**Your task**: Below are some records; repeat them all exactly, minus the pictures.

**Recorded information**:
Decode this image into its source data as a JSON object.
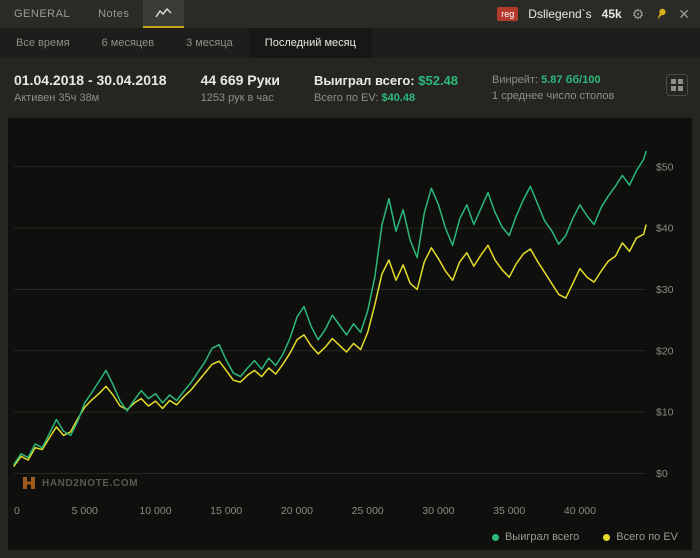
{
  "titlebar": {
    "general_tab": "GENERAL",
    "notes_tab": "Notes",
    "reg_badge": "reg",
    "username": "Dsllegend`s",
    "hands_counter": "45k"
  },
  "period_tabs": [
    {
      "label": "Все время"
    },
    {
      "label": "6 месяцев"
    },
    {
      "label": "3 месяца"
    },
    {
      "label": "Последний месяц"
    }
  ],
  "stats": {
    "date_range": "01.04.2018 - 30.04.2018",
    "active_time": "Активен 35ч 38м",
    "hands": "44 669 Руки",
    "hands_per_hour": "1253 рук в час",
    "won_label": "Выиграл всего:",
    "won_value": "$52.48",
    "ev_label": "Всего по EV:",
    "ev_value": "$40.48",
    "winrate_label": "Винрейт:",
    "winrate_value": "5.87 бб/100",
    "avg_tables": "1 среднее число столов"
  },
  "watermark_text": "HAND2NOTE.COM",
  "colors": {
    "green": "#2db97a",
    "yellow": "#e4dd2a",
    "accent": "#c7a512",
    "red_badge": "#b43a2c"
  },
  "chart_data": {
    "type": "line",
    "title": "",
    "xlabel": "",
    "ylabel": "",
    "xlim": [
      0,
      44669
    ],
    "ylim": [
      -4,
      56
    ],
    "grid": "horizontal",
    "legend_position": "bottom-right",
    "grid_color": "#262622",
    "tick_color": "#8b8b83",
    "xticks": [
      0,
      5000,
      10000,
      15000,
      20000,
      25000,
      30000,
      35000,
      40000
    ],
    "xtick_labels": [
      "0",
      "5 000",
      "10 000",
      "15 000",
      "20 000",
      "25 000",
      "30 000",
      "35 000",
      "40 000"
    ],
    "yticks": [
      0,
      10,
      20,
      30,
      40,
      50
    ],
    "ytick_labels": [
      "$0",
      "$10",
      "$20",
      "$30",
      "$40",
      "$50"
    ],
    "x": [
      0,
      500,
      1000,
      1500,
      2000,
      2500,
      3000,
      3500,
      4000,
      4500,
      5000,
      5500,
      6000,
      6500,
      7000,
      7500,
      8000,
      8500,
      9000,
      9500,
      10000,
      10500,
      11000,
      11500,
      12000,
      12500,
      13000,
      13500,
      14000,
      14500,
      15000,
      15500,
      16000,
      16500,
      17000,
      17500,
      18000,
      18500,
      19000,
      19500,
      20000,
      20500,
      21000,
      21500,
      22000,
      22500,
      23000,
      23500,
      24000,
      24500,
      25000,
      25500,
      26000,
      26500,
      27000,
      27500,
      28000,
      28500,
      29000,
      29500,
      30000,
      30500,
      31000,
      31500,
      32000,
      32500,
      33000,
      33500,
      34000,
      34500,
      35000,
      35500,
      36000,
      36500,
      37000,
      37500,
      38000,
      38500,
      39000,
      39500,
      40000,
      40500,
      41000,
      41500,
      42000,
      42500,
      43000,
      43500,
      44000,
      44500,
      44669
    ],
    "series": [
      {
        "name": "Выиграл всего",
        "color": "#2db97a",
        "final_value": 52.48,
        "values": [
          1.5,
          3.2,
          2.6,
          4.8,
          4.2,
          6.5,
          8.8,
          6.9,
          6.2,
          8.5,
          11.5,
          13.2,
          15.0,
          16.8,
          14.5,
          11.8,
          10.2,
          12.0,
          13.5,
          12.2,
          13.0,
          11.5,
          12.8,
          11.9,
          13.4,
          14.8,
          16.5,
          18.2,
          20.4,
          21.0,
          18.5,
          16.4,
          15.8,
          17.2,
          18.4,
          17.0,
          18.8,
          17.6,
          19.4,
          22.0,
          25.5,
          27.2,
          24.0,
          21.8,
          23.5,
          25.8,
          24.2,
          22.6,
          24.4,
          23.0,
          26.5,
          32.0,
          40.5,
          44.8,
          39.5,
          43.0,
          38.0,
          35.2,
          42.5,
          46.5,
          43.8,
          40.0,
          37.2,
          41.5,
          43.8,
          40.6,
          43.2,
          45.8,
          42.6,
          40.2,
          38.8,
          42.0,
          44.6,
          46.8,
          44.0,
          41.2,
          39.6,
          37.4,
          38.8,
          41.6,
          43.8,
          42.0,
          40.6,
          43.4,
          45.2,
          46.8,
          48.6,
          47.0,
          49.4,
          51.2,
          52.48
        ]
      },
      {
        "name": "Всего по EV",
        "color": "#e4dd2a",
        "final_value": 40.48,
        "values": [
          1.2,
          2.8,
          2.2,
          4.2,
          3.9,
          5.8,
          7.6,
          6.2,
          6.8,
          8.9,
          10.8,
          12.0,
          13.0,
          14.2,
          12.8,
          11.0,
          10.4,
          11.5,
          12.2,
          11.0,
          11.8,
          10.6,
          11.9,
          11.2,
          12.5,
          13.6,
          15.0,
          16.4,
          17.8,
          18.3,
          16.8,
          15.2,
          14.9,
          16.0,
          16.8,
          15.8,
          17.2,
          16.2,
          17.8,
          19.6,
          21.8,
          22.6,
          20.8,
          19.5,
          20.6,
          22.0,
          20.9,
          19.8,
          21.2,
          20.2,
          23.0,
          27.5,
          32.5,
          34.8,
          31.5,
          34.0,
          31.0,
          30.0,
          34.5,
          36.8,
          35.0,
          33.0,
          31.5,
          34.5,
          36.0,
          33.8,
          35.6,
          37.2,
          34.8,
          33.2,
          32.0,
          34.2,
          35.8,
          36.6,
          34.6,
          32.8,
          31.0,
          29.2,
          28.6,
          31.0,
          33.4,
          32.0,
          31.2,
          33.0,
          34.6,
          35.4,
          37.6,
          36.2,
          38.4,
          39.0,
          40.48
        ]
      }
    ]
  }
}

**Complete output**:
Decode this image into its source data as a JSON object.
{
  "titlebar": {
    "general_tab": "GENERAL",
    "notes_tab": "Notes",
    "reg_badge": "reg",
    "username": "Dsllegend`s",
    "hands_counter": "45k"
  },
  "period_tabs": [
    {
      "label": "Все время"
    },
    {
      "label": "6 месяцев"
    },
    {
      "label": "3 месяца"
    },
    {
      "label": "Последний месяц"
    }
  ],
  "stats": {
    "date_range": "01.04.2018 - 30.04.2018",
    "active_time": "Активен 35ч 38м",
    "hands": "44 669 Руки",
    "hands_per_hour": "1253 рук в час",
    "won_label": "Выиграл всего:",
    "won_value": "$52.48",
    "ev_label": "Всего по EV:",
    "ev_value": "$40.48",
    "winrate_label": "Винрейт:",
    "winrate_value": "5.87 бб/100",
    "avg_tables": "1 среднее число столов"
  },
  "watermark_text": "HAND2NOTE.COM",
  "colors": {
    "green": "#2db97a",
    "yellow": "#e4dd2a",
    "accent": "#c7a512",
    "red_badge": "#b43a2c"
  },
  "chart_data": {
    "type": "line",
    "title": "",
    "xlabel": "",
    "ylabel": "",
    "xlim": [
      0,
      44669
    ],
    "ylim": [
      -4,
      56
    ],
    "grid": "horizontal",
    "legend_position": "bottom-right",
    "grid_color": "#262622",
    "tick_color": "#8b8b83",
    "xticks": [
      0,
      5000,
      10000,
      15000,
      20000,
      25000,
      30000,
      35000,
      40000
    ],
    "xtick_labels": [
      "0",
      "5 000",
      "10 000",
      "15 000",
      "20 000",
      "25 000",
      "30 000",
      "35 000",
      "40 000"
    ],
    "yticks": [
      0,
      10,
      20,
      30,
      40,
      50
    ],
    "ytick_labels": [
      "$0",
      "$10",
      "$20",
      "$30",
      "$40",
      "$50"
    ],
    "x": [
      0,
      500,
      1000,
      1500,
      2000,
      2500,
      3000,
      3500,
      4000,
      4500,
      5000,
      5500,
      6000,
      6500,
      7000,
      7500,
      8000,
      8500,
      9000,
      9500,
      10000,
      10500,
      11000,
      11500,
      12000,
      12500,
      13000,
      13500,
      14000,
      14500,
      15000,
      15500,
      16000,
      16500,
      17000,
      17500,
      18000,
      18500,
      19000,
      19500,
      20000,
      20500,
      21000,
      21500,
      22000,
      22500,
      23000,
      23500,
      24000,
      24500,
      25000,
      25500,
      26000,
      26500,
      27000,
      27500,
      28000,
      28500,
      29000,
      29500,
      30000,
      30500,
      31000,
      31500,
      32000,
      32500,
      33000,
      33500,
      34000,
      34500,
      35000,
      35500,
      36000,
      36500,
      37000,
      37500,
      38000,
      38500,
      39000,
      39500,
      40000,
      40500,
      41000,
      41500,
      42000,
      42500,
      43000,
      43500,
      44000,
      44500,
      44669
    ],
    "series": [
      {
        "name": "Выиграл всего",
        "color": "#2db97a",
        "final_value": 52.48,
        "values": [
          1.5,
          3.2,
          2.6,
          4.8,
          4.2,
          6.5,
          8.8,
          6.9,
          6.2,
          8.5,
          11.5,
          13.2,
          15.0,
          16.8,
          14.5,
          11.8,
          10.2,
          12.0,
          13.5,
          12.2,
          13.0,
          11.5,
          12.8,
          11.9,
          13.4,
          14.8,
          16.5,
          18.2,
          20.4,
          21.0,
          18.5,
          16.4,
          15.8,
          17.2,
          18.4,
          17.0,
          18.8,
          17.6,
          19.4,
          22.0,
          25.5,
          27.2,
          24.0,
          21.8,
          23.5,
          25.8,
          24.2,
          22.6,
          24.4,
          23.0,
          26.5,
          32.0,
          40.5,
          44.8,
          39.5,
          43.0,
          38.0,
          35.2,
          42.5,
          46.5,
          43.8,
          40.0,
          37.2,
          41.5,
          43.8,
          40.6,
          43.2,
          45.8,
          42.6,
          40.2,
          38.8,
          42.0,
          44.6,
          46.8,
          44.0,
          41.2,
          39.6,
          37.4,
          38.8,
          41.6,
          43.8,
          42.0,
          40.6,
          43.4,
          45.2,
          46.8,
          48.6,
          47.0,
          49.4,
          51.2,
          52.48
        ]
      },
      {
        "name": "Всего по EV",
        "color": "#e4dd2a",
        "final_value": 40.48,
        "values": [
          1.2,
          2.8,
          2.2,
          4.2,
          3.9,
          5.8,
          7.6,
          6.2,
          6.8,
          8.9,
          10.8,
          12.0,
          13.0,
          14.2,
          12.8,
          11.0,
          10.4,
          11.5,
          12.2,
          11.0,
          11.8,
          10.6,
          11.9,
          11.2,
          12.5,
          13.6,
          15.0,
          16.4,
          17.8,
          18.3,
          16.8,
          15.2,
          14.9,
          16.0,
          16.8,
          15.8,
          17.2,
          16.2,
          17.8,
          19.6,
          21.8,
          22.6,
          20.8,
          19.5,
          20.6,
          22.0,
          20.9,
          19.8,
          21.2,
          20.2,
          23.0,
          27.5,
          32.5,
          34.8,
          31.5,
          34.0,
          31.0,
          30.0,
          34.5,
          36.8,
          35.0,
          33.0,
          31.5,
          34.5,
          36.0,
          33.8,
          35.6,
          37.2,
          34.8,
          33.2,
          32.0,
          34.2,
          35.8,
          36.6,
          34.6,
          32.8,
          31.0,
          29.2,
          28.6,
          31.0,
          33.4,
          32.0,
          31.2,
          33.0,
          34.6,
          35.4,
          37.6,
          36.2,
          38.4,
          39.0,
          40.48
        ]
      }
    ]
  }
}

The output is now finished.